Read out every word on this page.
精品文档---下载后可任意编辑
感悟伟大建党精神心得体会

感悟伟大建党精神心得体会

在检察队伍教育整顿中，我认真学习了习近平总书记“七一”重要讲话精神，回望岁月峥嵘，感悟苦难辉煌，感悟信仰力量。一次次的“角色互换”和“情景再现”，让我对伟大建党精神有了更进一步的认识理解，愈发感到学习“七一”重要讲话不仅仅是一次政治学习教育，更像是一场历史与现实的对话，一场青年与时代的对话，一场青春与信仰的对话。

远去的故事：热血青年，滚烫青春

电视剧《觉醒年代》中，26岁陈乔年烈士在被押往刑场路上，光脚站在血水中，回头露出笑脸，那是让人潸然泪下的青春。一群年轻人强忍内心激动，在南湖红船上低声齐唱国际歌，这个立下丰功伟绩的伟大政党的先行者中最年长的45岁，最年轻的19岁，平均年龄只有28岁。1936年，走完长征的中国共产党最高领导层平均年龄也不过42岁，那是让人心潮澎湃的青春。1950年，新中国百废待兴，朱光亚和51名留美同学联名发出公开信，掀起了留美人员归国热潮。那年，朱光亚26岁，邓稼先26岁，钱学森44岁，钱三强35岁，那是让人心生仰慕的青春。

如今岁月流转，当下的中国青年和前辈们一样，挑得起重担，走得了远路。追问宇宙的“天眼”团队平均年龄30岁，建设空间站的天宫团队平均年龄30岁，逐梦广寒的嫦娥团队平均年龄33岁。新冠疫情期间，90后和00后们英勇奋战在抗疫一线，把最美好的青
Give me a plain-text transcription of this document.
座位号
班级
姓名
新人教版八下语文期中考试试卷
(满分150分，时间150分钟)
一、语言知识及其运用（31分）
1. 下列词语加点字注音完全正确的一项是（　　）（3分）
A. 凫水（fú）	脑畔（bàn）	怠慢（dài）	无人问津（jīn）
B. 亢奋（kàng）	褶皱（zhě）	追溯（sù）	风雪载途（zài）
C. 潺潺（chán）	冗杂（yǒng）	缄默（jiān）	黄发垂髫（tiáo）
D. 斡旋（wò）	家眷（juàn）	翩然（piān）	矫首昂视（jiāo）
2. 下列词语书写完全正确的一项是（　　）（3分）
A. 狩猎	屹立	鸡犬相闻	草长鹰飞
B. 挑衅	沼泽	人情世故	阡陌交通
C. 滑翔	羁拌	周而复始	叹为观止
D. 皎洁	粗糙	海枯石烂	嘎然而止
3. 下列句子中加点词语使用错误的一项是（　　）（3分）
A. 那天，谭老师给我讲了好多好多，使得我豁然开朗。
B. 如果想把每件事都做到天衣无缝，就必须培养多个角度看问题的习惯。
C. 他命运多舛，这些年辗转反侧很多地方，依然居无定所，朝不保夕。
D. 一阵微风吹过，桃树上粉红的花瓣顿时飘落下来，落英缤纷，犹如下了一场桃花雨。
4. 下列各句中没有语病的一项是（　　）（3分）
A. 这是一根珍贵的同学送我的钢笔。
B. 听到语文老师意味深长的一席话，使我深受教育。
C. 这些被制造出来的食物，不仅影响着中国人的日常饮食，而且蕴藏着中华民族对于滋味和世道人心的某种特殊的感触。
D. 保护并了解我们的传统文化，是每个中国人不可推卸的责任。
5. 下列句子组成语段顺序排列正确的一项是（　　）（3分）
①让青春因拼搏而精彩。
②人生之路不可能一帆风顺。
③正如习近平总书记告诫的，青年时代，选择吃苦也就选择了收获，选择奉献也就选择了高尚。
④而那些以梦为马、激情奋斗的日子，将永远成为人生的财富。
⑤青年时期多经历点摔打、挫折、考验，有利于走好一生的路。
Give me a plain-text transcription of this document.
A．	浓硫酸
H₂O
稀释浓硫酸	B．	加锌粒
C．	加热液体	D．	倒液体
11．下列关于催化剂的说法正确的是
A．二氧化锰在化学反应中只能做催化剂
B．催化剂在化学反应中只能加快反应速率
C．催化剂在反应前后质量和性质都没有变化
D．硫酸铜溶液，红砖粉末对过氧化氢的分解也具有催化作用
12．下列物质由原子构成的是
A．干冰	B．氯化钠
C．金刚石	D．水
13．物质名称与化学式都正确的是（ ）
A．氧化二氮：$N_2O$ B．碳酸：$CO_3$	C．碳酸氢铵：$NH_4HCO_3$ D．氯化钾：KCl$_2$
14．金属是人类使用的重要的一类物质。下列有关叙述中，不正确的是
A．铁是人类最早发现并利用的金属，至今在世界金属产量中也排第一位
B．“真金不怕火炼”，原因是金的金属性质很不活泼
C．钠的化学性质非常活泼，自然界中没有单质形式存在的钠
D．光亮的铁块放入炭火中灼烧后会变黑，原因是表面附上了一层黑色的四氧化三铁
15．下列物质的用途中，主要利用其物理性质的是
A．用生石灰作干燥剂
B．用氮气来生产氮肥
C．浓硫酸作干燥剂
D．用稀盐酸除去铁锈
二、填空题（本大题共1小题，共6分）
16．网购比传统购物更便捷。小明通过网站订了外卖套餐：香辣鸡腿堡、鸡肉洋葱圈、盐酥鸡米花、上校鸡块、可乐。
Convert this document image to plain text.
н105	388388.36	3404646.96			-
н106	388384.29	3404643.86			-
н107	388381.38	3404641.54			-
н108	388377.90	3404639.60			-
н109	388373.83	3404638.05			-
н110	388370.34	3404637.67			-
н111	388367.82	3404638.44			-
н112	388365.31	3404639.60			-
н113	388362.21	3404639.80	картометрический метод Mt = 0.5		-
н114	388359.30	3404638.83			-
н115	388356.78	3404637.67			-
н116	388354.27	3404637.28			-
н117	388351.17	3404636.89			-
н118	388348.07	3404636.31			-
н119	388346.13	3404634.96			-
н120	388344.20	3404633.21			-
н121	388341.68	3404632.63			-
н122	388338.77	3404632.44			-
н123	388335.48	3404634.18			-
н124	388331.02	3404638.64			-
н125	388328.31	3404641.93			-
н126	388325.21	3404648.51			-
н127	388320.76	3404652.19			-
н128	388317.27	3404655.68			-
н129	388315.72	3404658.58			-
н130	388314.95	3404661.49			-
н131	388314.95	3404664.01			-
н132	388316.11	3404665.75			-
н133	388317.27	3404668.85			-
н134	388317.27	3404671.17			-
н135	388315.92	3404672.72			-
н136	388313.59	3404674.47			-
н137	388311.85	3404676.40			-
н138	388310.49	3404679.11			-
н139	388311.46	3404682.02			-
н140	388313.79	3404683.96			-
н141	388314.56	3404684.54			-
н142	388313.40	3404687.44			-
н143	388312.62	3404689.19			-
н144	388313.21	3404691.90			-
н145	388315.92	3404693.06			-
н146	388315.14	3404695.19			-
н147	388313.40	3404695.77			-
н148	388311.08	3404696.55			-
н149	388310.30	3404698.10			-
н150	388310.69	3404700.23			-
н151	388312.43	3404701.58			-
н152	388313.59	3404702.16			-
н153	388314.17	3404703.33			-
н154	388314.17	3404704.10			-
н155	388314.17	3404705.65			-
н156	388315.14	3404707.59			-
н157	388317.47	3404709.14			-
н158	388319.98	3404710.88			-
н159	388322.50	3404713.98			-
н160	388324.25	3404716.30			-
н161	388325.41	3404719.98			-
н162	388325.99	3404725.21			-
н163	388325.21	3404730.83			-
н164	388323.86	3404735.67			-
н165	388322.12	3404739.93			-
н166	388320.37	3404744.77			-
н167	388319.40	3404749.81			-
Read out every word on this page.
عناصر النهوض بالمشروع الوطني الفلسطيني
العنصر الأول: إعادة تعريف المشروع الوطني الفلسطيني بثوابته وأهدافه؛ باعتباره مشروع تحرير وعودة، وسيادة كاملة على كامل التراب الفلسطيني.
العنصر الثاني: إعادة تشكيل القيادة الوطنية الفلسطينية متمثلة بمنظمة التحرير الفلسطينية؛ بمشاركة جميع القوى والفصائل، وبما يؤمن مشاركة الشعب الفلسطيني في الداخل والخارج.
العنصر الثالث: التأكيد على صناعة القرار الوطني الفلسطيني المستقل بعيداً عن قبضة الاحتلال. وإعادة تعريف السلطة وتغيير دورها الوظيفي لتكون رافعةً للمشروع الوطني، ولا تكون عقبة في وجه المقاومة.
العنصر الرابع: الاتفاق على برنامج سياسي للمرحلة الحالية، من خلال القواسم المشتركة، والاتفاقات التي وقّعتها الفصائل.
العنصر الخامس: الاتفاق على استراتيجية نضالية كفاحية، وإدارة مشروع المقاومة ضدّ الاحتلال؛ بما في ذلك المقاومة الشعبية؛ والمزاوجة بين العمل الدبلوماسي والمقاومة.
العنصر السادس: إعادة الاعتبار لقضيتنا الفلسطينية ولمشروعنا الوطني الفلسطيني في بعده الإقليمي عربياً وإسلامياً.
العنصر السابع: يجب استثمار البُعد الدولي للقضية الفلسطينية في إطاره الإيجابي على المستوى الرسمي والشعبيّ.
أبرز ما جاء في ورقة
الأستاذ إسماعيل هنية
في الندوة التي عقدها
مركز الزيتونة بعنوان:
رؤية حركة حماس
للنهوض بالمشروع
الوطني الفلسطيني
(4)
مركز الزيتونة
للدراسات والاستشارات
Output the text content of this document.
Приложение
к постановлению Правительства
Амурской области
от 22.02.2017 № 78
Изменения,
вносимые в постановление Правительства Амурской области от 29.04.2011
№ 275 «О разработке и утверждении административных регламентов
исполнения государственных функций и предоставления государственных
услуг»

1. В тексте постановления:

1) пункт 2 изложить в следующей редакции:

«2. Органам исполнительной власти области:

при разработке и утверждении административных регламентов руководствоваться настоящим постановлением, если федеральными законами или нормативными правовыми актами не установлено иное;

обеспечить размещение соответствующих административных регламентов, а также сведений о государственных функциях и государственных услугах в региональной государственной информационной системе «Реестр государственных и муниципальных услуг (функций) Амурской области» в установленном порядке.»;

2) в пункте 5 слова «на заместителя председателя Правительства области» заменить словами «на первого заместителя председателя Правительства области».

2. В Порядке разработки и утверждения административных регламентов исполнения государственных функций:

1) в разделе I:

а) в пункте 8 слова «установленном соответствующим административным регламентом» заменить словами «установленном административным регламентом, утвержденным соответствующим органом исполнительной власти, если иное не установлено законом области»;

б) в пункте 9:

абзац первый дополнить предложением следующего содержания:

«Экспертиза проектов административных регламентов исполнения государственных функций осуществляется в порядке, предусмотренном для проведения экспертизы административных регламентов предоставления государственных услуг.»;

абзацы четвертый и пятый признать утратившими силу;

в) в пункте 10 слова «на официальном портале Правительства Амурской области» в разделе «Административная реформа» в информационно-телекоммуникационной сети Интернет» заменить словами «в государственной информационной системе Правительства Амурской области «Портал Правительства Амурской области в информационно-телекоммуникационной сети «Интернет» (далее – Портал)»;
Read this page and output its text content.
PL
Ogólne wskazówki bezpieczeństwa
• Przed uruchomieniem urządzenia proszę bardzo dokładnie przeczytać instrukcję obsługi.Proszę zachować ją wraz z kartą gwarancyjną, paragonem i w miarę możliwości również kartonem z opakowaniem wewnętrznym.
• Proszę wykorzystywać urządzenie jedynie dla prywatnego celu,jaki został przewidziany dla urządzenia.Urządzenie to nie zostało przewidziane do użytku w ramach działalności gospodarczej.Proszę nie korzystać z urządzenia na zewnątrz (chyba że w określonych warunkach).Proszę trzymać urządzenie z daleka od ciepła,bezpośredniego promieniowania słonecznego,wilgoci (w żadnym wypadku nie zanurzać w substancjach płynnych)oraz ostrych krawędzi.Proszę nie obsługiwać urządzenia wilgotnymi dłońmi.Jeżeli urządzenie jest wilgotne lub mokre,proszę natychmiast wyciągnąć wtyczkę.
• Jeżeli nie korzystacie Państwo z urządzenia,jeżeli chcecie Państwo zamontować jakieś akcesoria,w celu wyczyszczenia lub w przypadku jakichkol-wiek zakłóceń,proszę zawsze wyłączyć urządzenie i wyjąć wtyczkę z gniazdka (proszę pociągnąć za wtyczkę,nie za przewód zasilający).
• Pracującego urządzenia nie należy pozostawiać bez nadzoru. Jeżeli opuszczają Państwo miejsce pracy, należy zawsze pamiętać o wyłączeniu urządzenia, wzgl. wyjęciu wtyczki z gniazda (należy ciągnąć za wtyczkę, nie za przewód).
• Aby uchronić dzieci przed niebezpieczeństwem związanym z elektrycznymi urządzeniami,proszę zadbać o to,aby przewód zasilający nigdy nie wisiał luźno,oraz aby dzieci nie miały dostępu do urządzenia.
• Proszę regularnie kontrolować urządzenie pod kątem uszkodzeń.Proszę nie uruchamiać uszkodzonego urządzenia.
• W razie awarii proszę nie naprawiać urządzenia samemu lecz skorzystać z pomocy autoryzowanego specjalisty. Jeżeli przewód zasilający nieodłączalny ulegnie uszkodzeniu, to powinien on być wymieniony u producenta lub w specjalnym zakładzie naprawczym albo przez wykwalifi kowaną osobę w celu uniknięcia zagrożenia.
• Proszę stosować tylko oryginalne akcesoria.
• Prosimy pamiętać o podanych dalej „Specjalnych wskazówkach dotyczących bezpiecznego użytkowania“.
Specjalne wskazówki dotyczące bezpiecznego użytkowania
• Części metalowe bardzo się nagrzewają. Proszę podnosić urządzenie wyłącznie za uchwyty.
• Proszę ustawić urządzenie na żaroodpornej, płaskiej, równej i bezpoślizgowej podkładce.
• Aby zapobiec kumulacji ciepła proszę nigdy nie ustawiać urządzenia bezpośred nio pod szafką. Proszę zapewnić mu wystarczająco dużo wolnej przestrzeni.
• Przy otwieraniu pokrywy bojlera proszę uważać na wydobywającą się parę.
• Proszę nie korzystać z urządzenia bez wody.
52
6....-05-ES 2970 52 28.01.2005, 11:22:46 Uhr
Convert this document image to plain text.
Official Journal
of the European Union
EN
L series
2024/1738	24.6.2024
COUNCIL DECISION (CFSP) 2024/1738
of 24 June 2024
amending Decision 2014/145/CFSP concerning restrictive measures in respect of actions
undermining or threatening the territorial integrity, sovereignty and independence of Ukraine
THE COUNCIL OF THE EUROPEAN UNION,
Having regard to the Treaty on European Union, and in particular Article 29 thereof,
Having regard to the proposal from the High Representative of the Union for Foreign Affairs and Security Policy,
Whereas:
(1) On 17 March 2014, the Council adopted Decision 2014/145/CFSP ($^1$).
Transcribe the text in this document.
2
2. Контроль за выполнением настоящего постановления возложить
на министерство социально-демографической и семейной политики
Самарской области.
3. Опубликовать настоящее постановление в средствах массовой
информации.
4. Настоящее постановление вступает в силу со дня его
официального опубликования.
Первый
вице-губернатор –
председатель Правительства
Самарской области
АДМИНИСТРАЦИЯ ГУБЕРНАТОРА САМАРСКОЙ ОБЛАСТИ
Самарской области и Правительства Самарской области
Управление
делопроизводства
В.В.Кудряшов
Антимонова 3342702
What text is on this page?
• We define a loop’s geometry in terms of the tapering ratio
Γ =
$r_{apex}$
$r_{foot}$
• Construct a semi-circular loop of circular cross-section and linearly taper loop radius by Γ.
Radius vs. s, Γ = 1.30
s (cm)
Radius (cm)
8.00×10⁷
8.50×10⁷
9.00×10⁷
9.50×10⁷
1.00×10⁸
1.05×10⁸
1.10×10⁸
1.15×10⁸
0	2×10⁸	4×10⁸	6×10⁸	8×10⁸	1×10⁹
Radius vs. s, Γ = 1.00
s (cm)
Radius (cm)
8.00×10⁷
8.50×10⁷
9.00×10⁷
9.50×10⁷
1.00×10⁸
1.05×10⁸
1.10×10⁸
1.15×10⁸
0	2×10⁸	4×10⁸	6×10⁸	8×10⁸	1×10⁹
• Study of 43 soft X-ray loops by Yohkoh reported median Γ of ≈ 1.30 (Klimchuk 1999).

· · · · ·

### Work to be completed:
Every line above that contains the word "pamiętać" should be reported.

### Answer to the task:
• Pracującego urządzenia nie należy pozostawiać bez nadzoru. Jeżeli opuszczają Państwo miejsce pracy, należy zawsze pamiętać o wyłączeniu urządzenia, wzgl. wyjęciu wtyczki z gniazda (należy ciągnąć za wtyczkę, nie za przewód).
• Prosimy pamiętać o podanych dalej „Specjalnych wskazówkach dotyczących bezpiecznego użytkowania“.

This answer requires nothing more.